** BEGIN **
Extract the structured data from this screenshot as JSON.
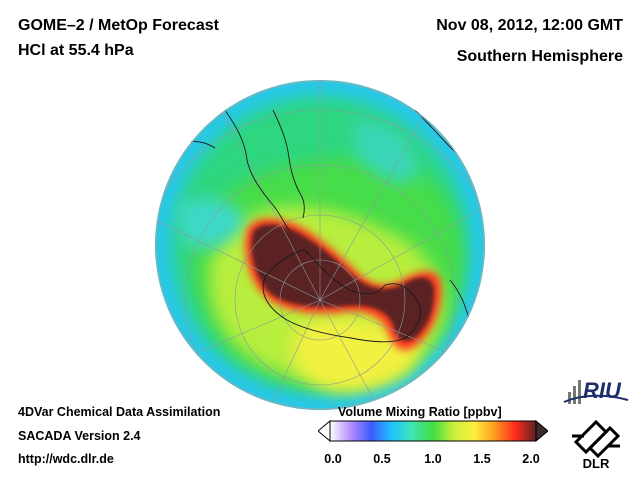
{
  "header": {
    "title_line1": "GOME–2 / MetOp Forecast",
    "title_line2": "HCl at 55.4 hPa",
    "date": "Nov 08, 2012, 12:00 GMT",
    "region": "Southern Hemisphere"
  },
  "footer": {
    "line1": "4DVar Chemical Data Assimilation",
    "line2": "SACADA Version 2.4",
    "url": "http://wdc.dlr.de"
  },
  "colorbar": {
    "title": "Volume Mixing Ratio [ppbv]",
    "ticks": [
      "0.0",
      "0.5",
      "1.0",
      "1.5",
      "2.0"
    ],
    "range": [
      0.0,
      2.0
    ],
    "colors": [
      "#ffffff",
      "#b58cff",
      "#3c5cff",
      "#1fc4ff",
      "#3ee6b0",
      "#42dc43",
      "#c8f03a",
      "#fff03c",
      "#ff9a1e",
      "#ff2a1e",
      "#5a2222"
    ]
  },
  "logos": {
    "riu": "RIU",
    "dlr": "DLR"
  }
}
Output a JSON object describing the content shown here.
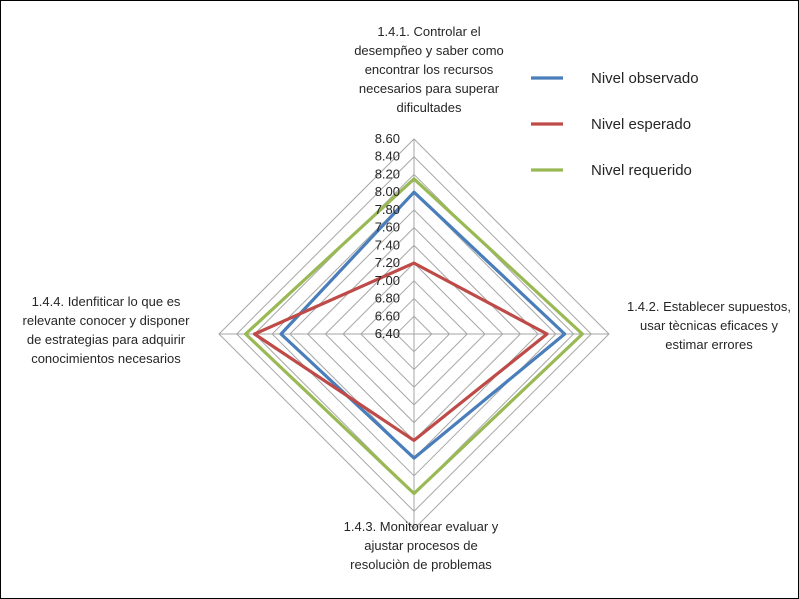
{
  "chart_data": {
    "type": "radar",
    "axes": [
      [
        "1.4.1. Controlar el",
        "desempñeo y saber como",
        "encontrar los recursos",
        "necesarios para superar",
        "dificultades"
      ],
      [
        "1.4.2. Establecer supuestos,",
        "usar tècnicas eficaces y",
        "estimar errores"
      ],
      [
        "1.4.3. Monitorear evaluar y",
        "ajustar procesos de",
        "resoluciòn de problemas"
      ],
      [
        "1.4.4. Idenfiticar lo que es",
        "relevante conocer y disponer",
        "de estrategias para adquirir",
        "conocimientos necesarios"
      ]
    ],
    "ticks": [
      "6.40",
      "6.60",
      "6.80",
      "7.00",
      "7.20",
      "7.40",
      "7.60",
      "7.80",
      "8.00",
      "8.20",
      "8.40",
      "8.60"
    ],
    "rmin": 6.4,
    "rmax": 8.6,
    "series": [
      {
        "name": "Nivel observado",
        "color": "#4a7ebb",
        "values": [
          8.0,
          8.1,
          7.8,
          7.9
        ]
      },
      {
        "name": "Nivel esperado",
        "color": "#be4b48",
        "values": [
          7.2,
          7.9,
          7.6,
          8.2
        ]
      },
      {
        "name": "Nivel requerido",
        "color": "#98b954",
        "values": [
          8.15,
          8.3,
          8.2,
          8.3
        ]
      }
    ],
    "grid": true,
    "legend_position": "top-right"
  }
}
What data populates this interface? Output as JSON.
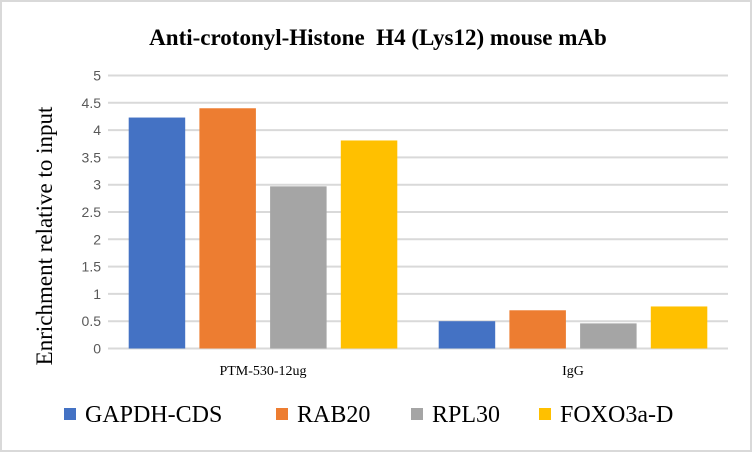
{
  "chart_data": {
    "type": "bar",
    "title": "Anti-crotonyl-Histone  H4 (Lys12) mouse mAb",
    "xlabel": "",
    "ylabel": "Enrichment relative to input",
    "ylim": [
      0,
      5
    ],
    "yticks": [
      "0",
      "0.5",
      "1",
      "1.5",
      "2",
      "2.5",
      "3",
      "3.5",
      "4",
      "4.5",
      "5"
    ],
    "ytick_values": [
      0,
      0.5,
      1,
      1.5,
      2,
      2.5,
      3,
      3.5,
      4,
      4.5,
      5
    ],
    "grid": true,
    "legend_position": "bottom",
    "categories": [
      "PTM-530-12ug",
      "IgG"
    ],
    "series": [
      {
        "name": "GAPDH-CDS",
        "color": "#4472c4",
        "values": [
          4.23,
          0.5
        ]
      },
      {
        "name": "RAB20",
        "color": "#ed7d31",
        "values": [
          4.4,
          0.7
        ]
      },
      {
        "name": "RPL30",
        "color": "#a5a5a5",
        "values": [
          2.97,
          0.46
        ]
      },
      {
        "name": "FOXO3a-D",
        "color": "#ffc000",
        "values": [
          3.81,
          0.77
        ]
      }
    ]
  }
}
** END **
* **WHAT THIS TASK INVOLVES**: Repeat the entries exactly and keep the pictures out of the copy.

* **ANSWER TO THE TASK**:
Extract the structured data from this screenshot as JSON.
{
  "header": {
    "title_line1": "GOME–2 / MetOp Forecast",
    "title_line2": "HCl at 55.4 hPa",
    "date": "Nov 08, 2012, 12:00 GMT",
    "region": "Southern Hemisphere"
  },
  "footer": {
    "line1": "4DVar Chemical Data Assimilation",
    "line2": "SACADA Version 2.4",
    "url": "http://wdc.dlr.de"
  },
  "colorbar": {
    "title": "Volume Mixing Ratio [ppbv]",
    "ticks": [
      "0.0",
      "0.5",
      "1.0",
      "1.5",
      "2.0"
    ],
    "range": [
      0.0,
      2.0
    ],
    "colors": [
      "#ffffff",
      "#b58cff",
      "#3c5cff",
      "#1fc4ff",
      "#3ee6b0",
      "#42dc43",
      "#c8f03a",
      "#fff03c",
      "#ff9a1e",
      "#ff2a1e",
      "#5a2222"
    ]
  },
  "logos": {
    "riu": "RIU",
    "dlr": "DLR"
  }
}
Output a JSON object describing the content shown here.
{
  "chart_data": {
    "type": "radar",
    "axes": [
      [
        "1.4.1. Controlar el",
        "desempñeo y saber como",
        "encontrar los recursos",
        "necesarios para superar",
        "dificultades"
      ],
      [
        "1.4.2. Establecer supuestos,",
        "usar tècnicas eficaces y",
        "estimar errores"
      ],
      [
        "1.4.3. Monitorear evaluar y",
        "ajustar procesos de",
        "resoluciòn de problemas"
      ],
      [
        "1.4.4. Idenfiticar lo que es",
        "relevante conocer y disponer",
        "de estrategias para adquirir",
        "conocimientos necesarios"
      ]
    ],
    "ticks": [
      "6.40",
      "6.60",
      "6.80",
      "7.00",
      "7.20",
      "7.40",
      "7.60",
      "7.80",
      "8.00",
      "8.20",
      "8.40",
      "8.60"
    ],
    "rmin": 6.4,
    "rmax": 8.6,
    "series": [
      {
        "name": "Nivel observado",
        "color": "#4a7ebb",
        "values": [
          8.0,
          8.1,
          7.8,
          7.9
        ]
      },
      {
        "name": "Nivel esperado",
        "color": "#be4b48",
        "values": [
          7.2,
          7.9,
          7.6,
          8.2
        ]
      },
      {
        "name": "Nivel requerido",
        "color": "#98b954",
        "values": [
          8.15,
          8.3,
          8.2,
          8.3
        ]
      }
    ],
    "grid": true,
    "legend_position": "top-right"
  }
}
What data populates this interface? Output as JSON.
{
  "chart_data": {
    "type": "bar",
    "title": "Anti-crotonyl-Histone  H4 (Lys12) mouse mAb",
    "xlabel": "",
    "ylabel": "Enrichment relative to input",
    "ylim": [
      0,
      5
    ],
    "yticks": [
      "0",
      "0.5",
      "1",
      "1.5",
      "2",
      "2.5",
      "3",
      "3.5",
      "4",
      "4.5",
      "5"
    ],
    "ytick_values": [
      0,
      0.5,
      1,
      1.5,
      2,
      2.5,
      3,
      3.5,
      4,
      4.5,
      5
    ],
    "grid": true,
    "legend_position": "bottom",
    "categories": [
      "PTM-530-12ug",
      "IgG"
    ],
    "series": [
      {
        "name": "GAPDH-CDS",
        "color": "#4472c4",
        "values": [
          4.23,
          0.5
        ]
      },
      {
        "name": "RAB20",
        "color": "#ed7d31",
        "values": [
          4.4,
          0.7
        ]
      },
      {
        "name": "RPL30",
        "color": "#a5a5a5",
        "values": [
          2.97,
          0.46
        ]
      },
      {
        "name": "FOXO3a-D",
        "color": "#ffc000",
        "values": [
          3.81,
          0.77
        ]
      }
    ]
  }
}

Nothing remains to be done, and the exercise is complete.